** start of Records supplied **

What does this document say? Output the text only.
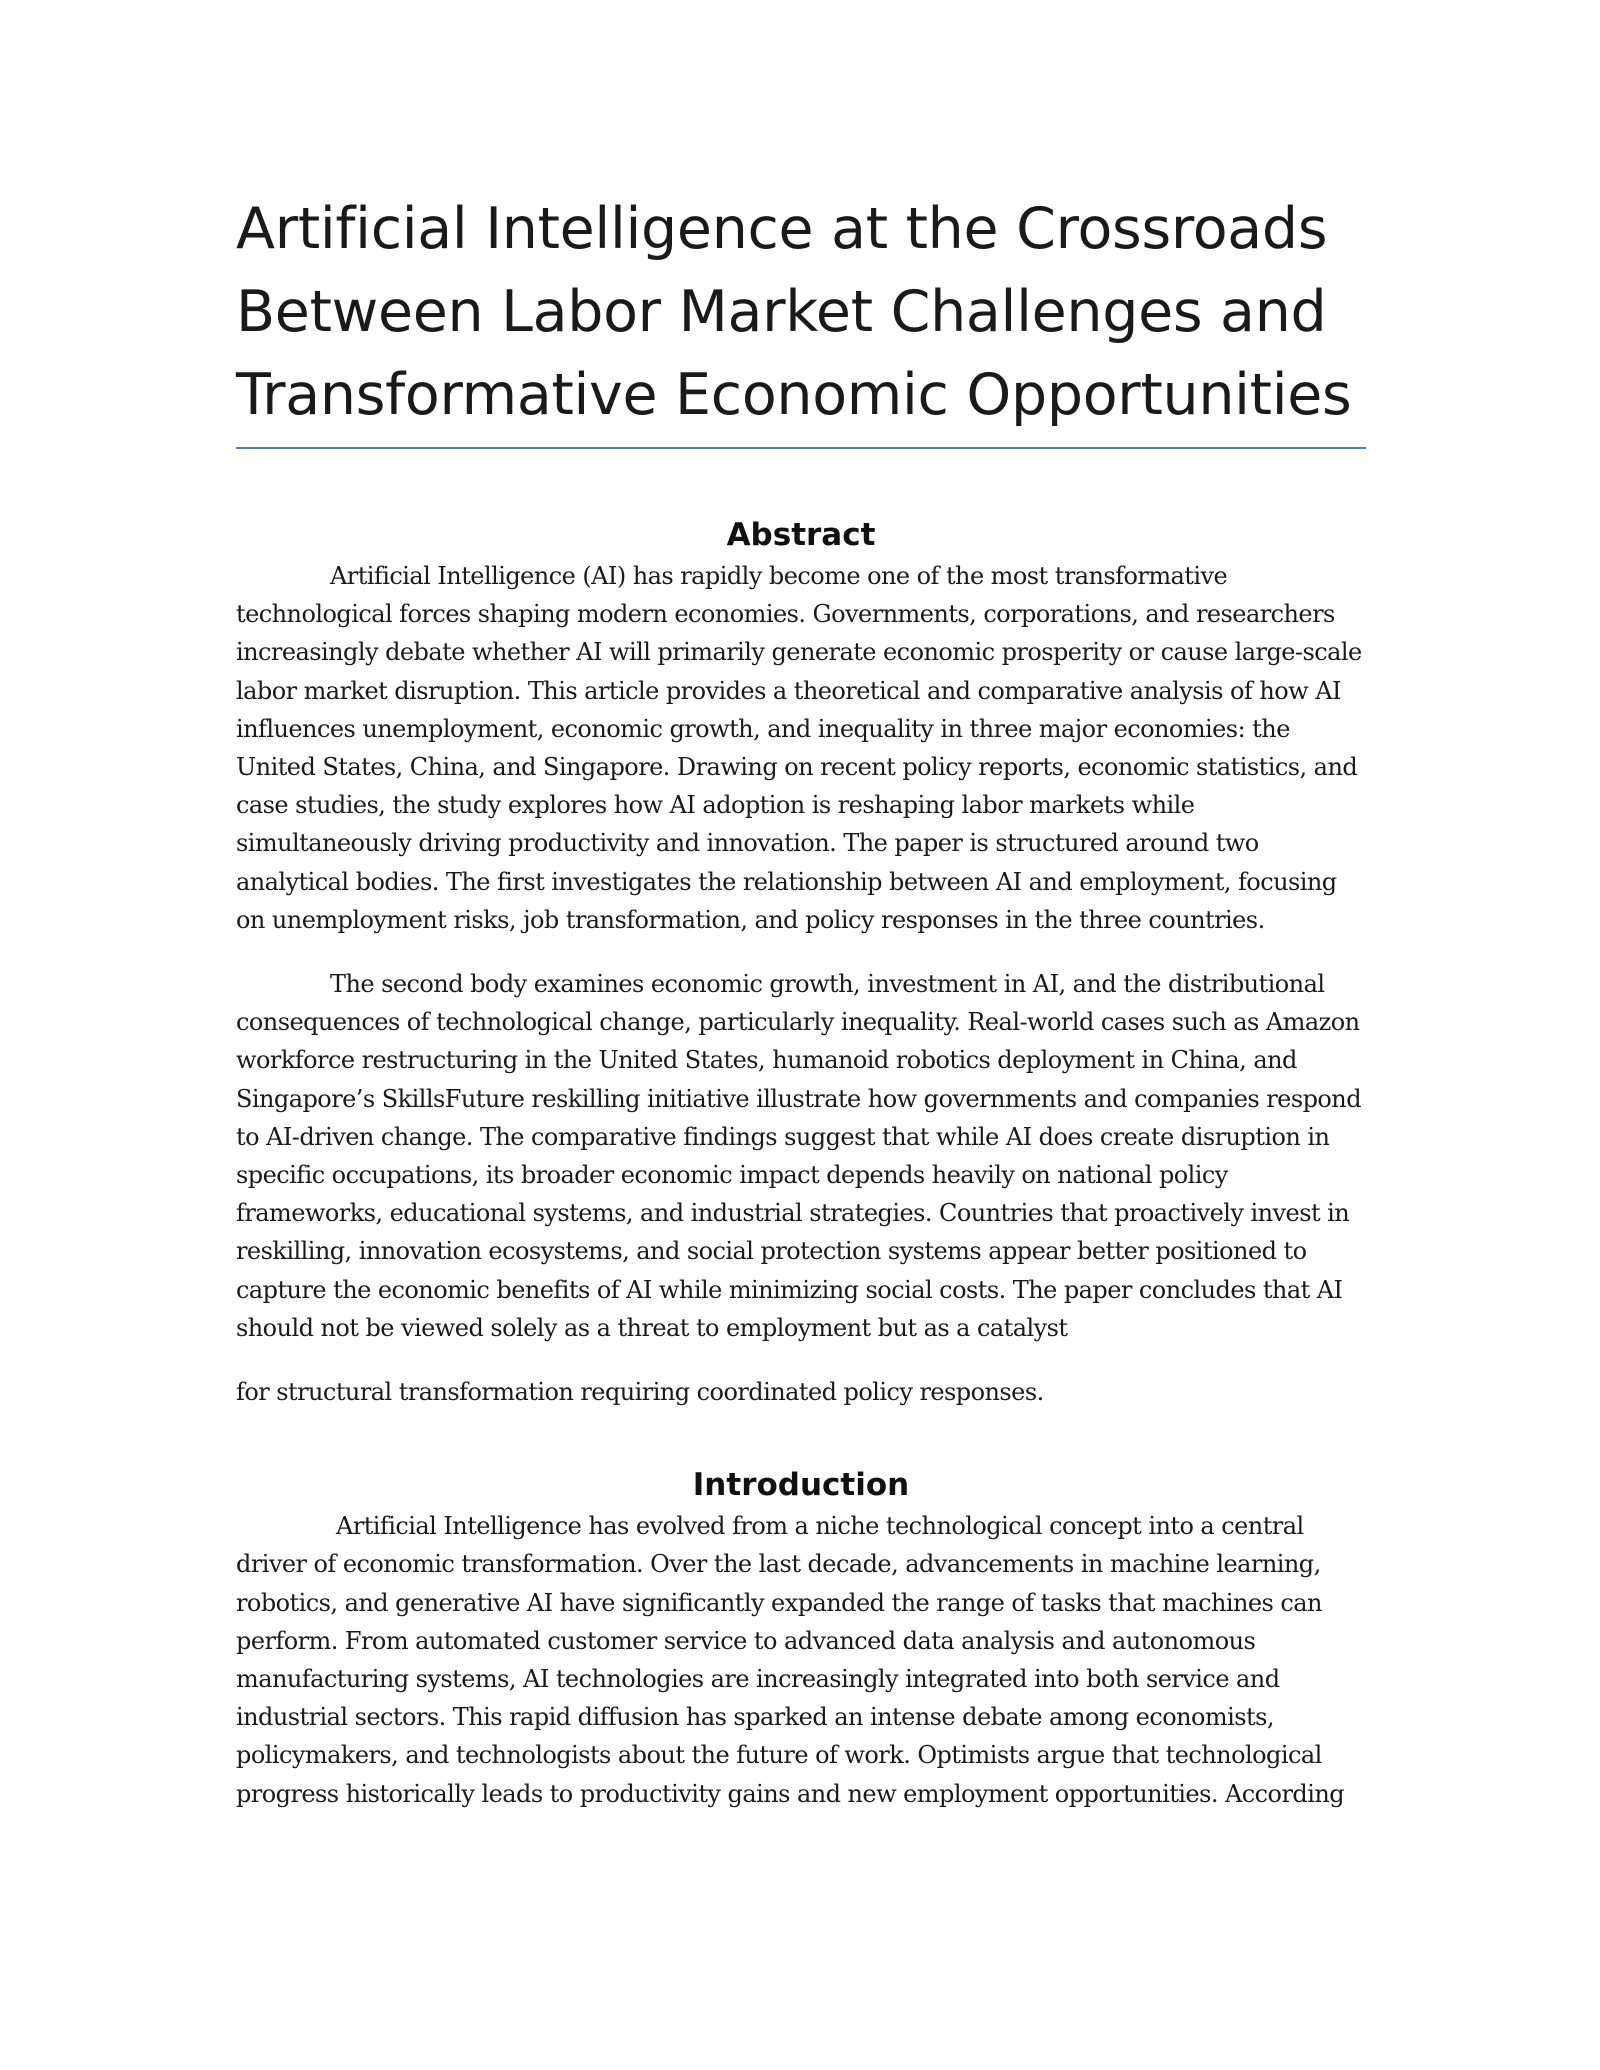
Artificial Intelligence at the Crossroads
Between Labor Market Challenges and
Transformative Economic Opportunities
Abstract

Artificial Intelligence (AI) has rapidly become one of the most transformative
technological forces shaping modern economies. Governments, corporations, and researchers
increasingly debate whether AI will primarily generate economic prosperity or cause large-scale
labor market disruption. This article provides a theoretical and comparative analysis of how AI
influences unemployment, economic growth, and inequality in three major economies: the
United States, China, and Singapore. Drawing on recent policy reports, economic statistics, and
case studies, the study explores how AI adoption is reshaping labor markets while
simultaneously driving productivity and innovation. The paper is structured around two
analytical bodies. The first investigates the relationship between AI and employment, focusing
on unemployment risks, job transformation, and policy responses in the three countries.

The second body examines economic growth, investment in AI, and the distributional
consequences of technological change, particularly inequality. Real-world cases such as Amazon
workforce restructuring in the United States, humanoid robotics deployment in China, and
Singapore’s SkillsFuture reskilling initiative illustrate how governments and companies respond
to AI-driven change. The comparative findings suggest that while AI does create disruption in
specific occupations, its broader economic impact depends heavily on national policy
frameworks, educational systems, and industrial strategies. Countries that proactively invest in
reskilling, innovation ecosystems, and social protection systems appear better positioned to
capture the economic benefits of AI while minimizing social costs. The paper concludes that AI
should not be viewed solely as a threat to employment but as a catalyst

for structural transformation requiring coordinated policy responses.

Introduction

Artificial Intelligence has evolved from a niche technological concept into a central
driver of economic transformation. Over the last decade, advancements in machine learning,
robotics, and generative AI have significantly expanded the range of tasks that machines can
perform. From automated customer service to advanced data analysis and autonomous
manufacturing systems, AI technologies are increasingly integrated into both service and
industrial sectors. This rapid diffusion has sparked an intense debate among economists,
policymakers, and technologists about the future of work. Optimists argue that technological
progress historically leads to productivity gains and new employment opportunities. According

** end of Records supplied **

__Stated problem__
Find the word "innovation" in the data and show each line that holds it.

__Reply to the exercise__
simultaneously driving productivity and innovation. The paper is structured around two
reskilling, innovation ecosystems, and social protection systems appear better positioned to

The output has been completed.